> **DATA LINES**
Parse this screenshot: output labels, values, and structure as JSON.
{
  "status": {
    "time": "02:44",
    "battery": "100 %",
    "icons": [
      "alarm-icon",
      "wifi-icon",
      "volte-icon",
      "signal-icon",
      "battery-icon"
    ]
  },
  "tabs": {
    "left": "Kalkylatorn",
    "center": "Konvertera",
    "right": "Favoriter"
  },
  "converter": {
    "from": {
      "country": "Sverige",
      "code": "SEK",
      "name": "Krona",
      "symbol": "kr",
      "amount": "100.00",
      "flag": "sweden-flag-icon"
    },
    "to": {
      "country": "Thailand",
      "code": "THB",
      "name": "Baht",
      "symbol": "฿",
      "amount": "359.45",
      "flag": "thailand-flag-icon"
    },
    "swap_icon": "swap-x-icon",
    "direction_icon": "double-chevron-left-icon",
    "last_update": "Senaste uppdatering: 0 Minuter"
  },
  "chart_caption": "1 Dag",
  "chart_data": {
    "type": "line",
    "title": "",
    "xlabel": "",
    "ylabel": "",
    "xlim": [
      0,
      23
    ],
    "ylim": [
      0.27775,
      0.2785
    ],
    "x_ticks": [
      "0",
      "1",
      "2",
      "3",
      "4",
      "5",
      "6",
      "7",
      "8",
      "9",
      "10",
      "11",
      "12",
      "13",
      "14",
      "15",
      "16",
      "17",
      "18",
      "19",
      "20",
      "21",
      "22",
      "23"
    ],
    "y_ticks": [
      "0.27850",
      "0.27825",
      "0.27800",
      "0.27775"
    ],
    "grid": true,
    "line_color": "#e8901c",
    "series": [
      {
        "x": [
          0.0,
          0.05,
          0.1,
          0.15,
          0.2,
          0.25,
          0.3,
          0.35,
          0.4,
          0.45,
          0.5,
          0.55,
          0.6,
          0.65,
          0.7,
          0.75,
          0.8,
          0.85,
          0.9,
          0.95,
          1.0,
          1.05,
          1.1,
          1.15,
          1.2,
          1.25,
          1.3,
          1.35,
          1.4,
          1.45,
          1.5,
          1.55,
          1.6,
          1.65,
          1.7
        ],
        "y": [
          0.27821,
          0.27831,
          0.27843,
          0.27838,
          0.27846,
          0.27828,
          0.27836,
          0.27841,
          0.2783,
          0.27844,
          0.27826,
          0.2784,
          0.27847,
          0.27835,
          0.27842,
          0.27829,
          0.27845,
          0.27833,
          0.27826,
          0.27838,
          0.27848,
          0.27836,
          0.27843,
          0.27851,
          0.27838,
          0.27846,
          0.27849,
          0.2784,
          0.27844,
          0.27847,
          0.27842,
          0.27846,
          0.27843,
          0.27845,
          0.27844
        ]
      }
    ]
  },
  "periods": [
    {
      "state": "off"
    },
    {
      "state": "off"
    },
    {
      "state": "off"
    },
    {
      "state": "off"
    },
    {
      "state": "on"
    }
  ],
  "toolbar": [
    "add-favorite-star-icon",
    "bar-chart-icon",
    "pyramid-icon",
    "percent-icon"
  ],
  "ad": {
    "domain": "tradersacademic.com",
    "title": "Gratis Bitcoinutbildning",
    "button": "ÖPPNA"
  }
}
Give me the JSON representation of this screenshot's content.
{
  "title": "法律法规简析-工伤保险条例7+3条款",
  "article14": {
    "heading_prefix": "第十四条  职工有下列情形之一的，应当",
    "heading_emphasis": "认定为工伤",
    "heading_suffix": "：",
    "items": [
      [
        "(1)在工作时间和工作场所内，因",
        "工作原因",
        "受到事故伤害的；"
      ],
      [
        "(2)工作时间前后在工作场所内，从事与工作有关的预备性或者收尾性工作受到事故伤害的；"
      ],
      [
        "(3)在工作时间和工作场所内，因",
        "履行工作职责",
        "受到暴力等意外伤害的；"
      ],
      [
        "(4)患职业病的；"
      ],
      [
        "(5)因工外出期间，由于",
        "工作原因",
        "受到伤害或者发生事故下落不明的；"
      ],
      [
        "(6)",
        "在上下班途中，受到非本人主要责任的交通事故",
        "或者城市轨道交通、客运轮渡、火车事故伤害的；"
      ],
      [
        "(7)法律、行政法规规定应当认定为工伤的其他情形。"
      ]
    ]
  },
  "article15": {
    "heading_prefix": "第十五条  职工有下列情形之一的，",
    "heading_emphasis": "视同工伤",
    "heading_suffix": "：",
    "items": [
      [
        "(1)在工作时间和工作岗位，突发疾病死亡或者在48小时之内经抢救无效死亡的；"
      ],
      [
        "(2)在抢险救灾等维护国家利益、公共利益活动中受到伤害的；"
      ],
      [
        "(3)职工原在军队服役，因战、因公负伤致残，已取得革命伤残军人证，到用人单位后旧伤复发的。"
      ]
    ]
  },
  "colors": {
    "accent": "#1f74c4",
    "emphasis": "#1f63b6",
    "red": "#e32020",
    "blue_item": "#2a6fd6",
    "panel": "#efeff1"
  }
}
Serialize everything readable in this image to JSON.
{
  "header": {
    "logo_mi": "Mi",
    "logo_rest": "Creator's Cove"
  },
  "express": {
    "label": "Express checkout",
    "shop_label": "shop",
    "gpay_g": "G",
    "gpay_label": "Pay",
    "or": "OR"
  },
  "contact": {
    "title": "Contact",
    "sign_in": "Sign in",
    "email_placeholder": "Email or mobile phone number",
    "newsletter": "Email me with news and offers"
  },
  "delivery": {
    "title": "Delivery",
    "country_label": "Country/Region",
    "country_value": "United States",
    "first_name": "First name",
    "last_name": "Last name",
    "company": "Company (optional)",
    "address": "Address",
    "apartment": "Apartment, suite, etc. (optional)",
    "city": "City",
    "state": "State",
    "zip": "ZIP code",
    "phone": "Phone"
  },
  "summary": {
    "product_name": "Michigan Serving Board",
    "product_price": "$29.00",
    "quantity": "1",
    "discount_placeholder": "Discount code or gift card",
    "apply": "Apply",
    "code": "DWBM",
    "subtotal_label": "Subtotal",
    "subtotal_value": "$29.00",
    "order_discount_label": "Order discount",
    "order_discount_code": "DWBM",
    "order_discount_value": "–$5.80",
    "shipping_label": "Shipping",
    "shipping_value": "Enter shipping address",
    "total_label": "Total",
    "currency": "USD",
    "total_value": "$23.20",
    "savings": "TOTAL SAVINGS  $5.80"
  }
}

> **EXERCISE DETAILS**
Give the entries again in full, exactly as they are written.

> **FINAL RESULT**
Parse this screenshot: output labels, values, and structure as JSON.
{
  "status": {
    "time": "02:44",
    "battery": "100 %",
    "icons": [
      "alarm-icon",
      "wifi-icon",
      "volte-icon",
      "signal-icon",
      "battery-icon"
    ]
  },
  "tabs": {
    "left": "Kalkylatorn",
    "center": "Konvertera",
    "right": "Favoriter"
  },
  "converter": {
    "from": {
      "country": "Sverige",
      "code": "SEK",
      "name": "Krona",
      "symbol": "kr",
      "amount": "100.00",
      "flag": "sweden-flag-icon"
    },
    "to": {
      "country": "Thailand",
      "code": "THB",
      "name": "Baht",
      "symbol": "฿",
      "amount": "359.45",
      "flag": "thailand-flag-icon"
    },
    "swap_icon": "swap-x-icon",
    "direction_icon": "double-chevron-left-icon",
    "last_update": "Senaste uppdatering: 0 Minuter"
  },
  "chart_caption": "1 Dag",
  "chart_data": {
    "type": "line",
    "title": "",
    "xlabel": "",
    "ylabel": "",
    "xlim": [
      0,
      23
    ],
    "ylim": [
      0.27775,
      0.2785
    ],
    "x_ticks": [
      "0",
      "1",
      "2",
      "3",
      "4",
      "5",
      "6",
      "7",
      "8",
      "9",
      "10",
      "11",
      "12",
      "13",
      "14",
      "15",
      "16",
      "17",
      "18",
      "19",
      "20",
      "21",
      "22",
      "23"
    ],
    "y_ticks": [
      "0.27850",
      "0.27825",
      "0.27800",
      "0.27775"
    ],
    "grid": true,
    "line_color": "#e8901c",
    "series": [
      {
        "x": [
          0.0,
          0.05,
          0.1,
          0.15,
          0.2,
          0.25,
          0.3,
          0.35,
          0.4,
          0.45,
          0.5,
          0.55,
          0.6,
          0.65,
          0.7,
          0.75,
          0.8,
          0.85,
          0.9,
          0.95,
          1.0,
          1.05,
          1.1,
          1.15,
          1.2,
          1.25,
          1.3,
          1.35,
          1.4,
          1.45,
          1.5,
          1.55,
          1.6,
          1.65,
          1.7
        ],
        "y": [
          0.27821,
          0.27831,
          0.27843,
          0.27838,
          0.27846,
          0.27828,
          0.27836,
          0.27841,
          0.2783,
          0.27844,
          0.27826,
          0.2784,
          0.27847,
          0.27835,
          0.27842,
          0.27829,
          0.27845,
          0.27833,
          0.27826,
          0.27838,
          0.27848,
          0.27836,
          0.27843,
          0.27851,
          0.27838,
          0.27846,
          0.27849,
          0.2784,
          0.27844,
          0.27847,
          0.27842,
          0.27846,
          0.27843,
          0.27845,
          0.27844
        ]
      }
    ]
  },
  "periods": [
    {
      "state": "off"
    },
    {
      "state": "off"
    },
    {
      "state": "off"
    },
    {
      "state": "off"
    },
    {
      "state": "on"
    }
  ],
  "toolbar": [
    "add-favorite-star-icon",
    "bar-chart-icon",
    "pyramid-icon",
    "percent-icon"
  ],
  "ad": {
    "domain": "tradersacademic.com",
    "title": "Gratis Bitcoinutbildning",
    "button": "ÖPPNA"
  }
}
Give me the JSON representation of this screenshot's content.
{
  "title": "法律法规简析-工伤保险条例7+3条款",
  "article14": {
    "heading_prefix": "第十四条  职工有下列情形之一的，应当",
    "heading_emphasis": "认定为工伤",
    "heading_suffix": "：",
    "items": [
      [
        "(1)在工作时间和工作场所内，因",
        "工作原因",
        "受到事故伤害的；"
      ],
      [
        "(2)工作时间前后在工作场所内，从事与工作有关的预备性或者收尾性工作受到事故伤害的；"
      ],
      [
        "(3)在工作时间和工作场所内，因",
        "履行工作职责",
        "受到暴力等意外伤害的；"
      ],
      [
        "(4)患职业病的；"
      ],
      [
        "(5)因工外出期间，由于",
        "工作原因",
        "受到伤害或者发生事故下落不明的；"
      ],
      [
        "(6)",
        "在上下班途中，受到非本人主要责任的交通事故",
        "或者城市轨道交通、客运轮渡、火车事故伤害的；"
      ],
      [
        "(7)法律、行政法规规定应当认定为工伤的其他情形。"
      ]
    ]
  },
  "article15": {
    "heading_prefix": "第十五条  职工有下列情形之一的，",
    "heading_emphasis": "视同工伤",
    "heading_suffix": "：",
    "items": [
      [
        "(1)在工作时间和工作岗位，突发疾病死亡或者在48小时之内经抢救无效死亡的；"
      ],
      [
        "(2)在抢险救灾等维护国家利益、公共利益活动中受到伤害的；"
      ],
      [
        "(3)职工原在军队服役，因战、因公负伤致残，已取得革命伤残军人证，到用人单位后旧伤复发的。"
      ]
    ]
  },
  "colors": {
    "accent": "#1f74c4",
    "emphasis": "#1f63b6",
    "red": "#e32020",
    "blue_item": "#2a6fd6",
    "panel": "#efeff1"
  }
}
Serialize everything readable in this image to JSON.
{
  "header": {
    "logo_mi": "Mi",
    "logo_rest": "Creator's Cove"
  },
  "express": {
    "label": "Express checkout",
    "shop_label": "shop",
    "gpay_g": "G",
    "gpay_label": "Pay",
    "or": "OR"
  },
  "contact": {
    "title": "Contact",
    "sign_in": "Sign in",
    "email_placeholder": "Email or mobile phone number",
    "newsletter": "Email me with news and offers"
  },
  "delivery": {
    "title": "Delivery",
    "country_label": "Country/Region",
    "country_value": "United States",
    "first_name": "First name",
    "last_name": "Last name",
    "company": "Company (optional)",
    "address": "Address",
    "apartment": "Apartment, suite, etc. (optional)",
    "city": "City",
    "state": "State",
    "zip": "ZIP code",
    "phone": "Phone"
  },
  "summary": {
    "product_name": "Michigan Serving Board",
    "product_price": "$29.00",
    "quantity": "1",
    "discount_placeholder": "Discount code or gift card",
    "apply": "Apply",
    "code": "DWBM",
    "subtotal_label": "Subtotal",
    "subtotal_value": "$29.00",
    "order_discount_label": "Order discount",
    "order_discount_code": "DWBM",
    "order_discount_value": "–$5.80",
    "shipping_label": "Shipping",
    "shipping_value": "Enter shipping address",
    "total_label": "Total",
    "currency": "USD",
    "total_value": "$23.20",
    "savings": "TOTAL SAVINGS  $5.80"
  }
}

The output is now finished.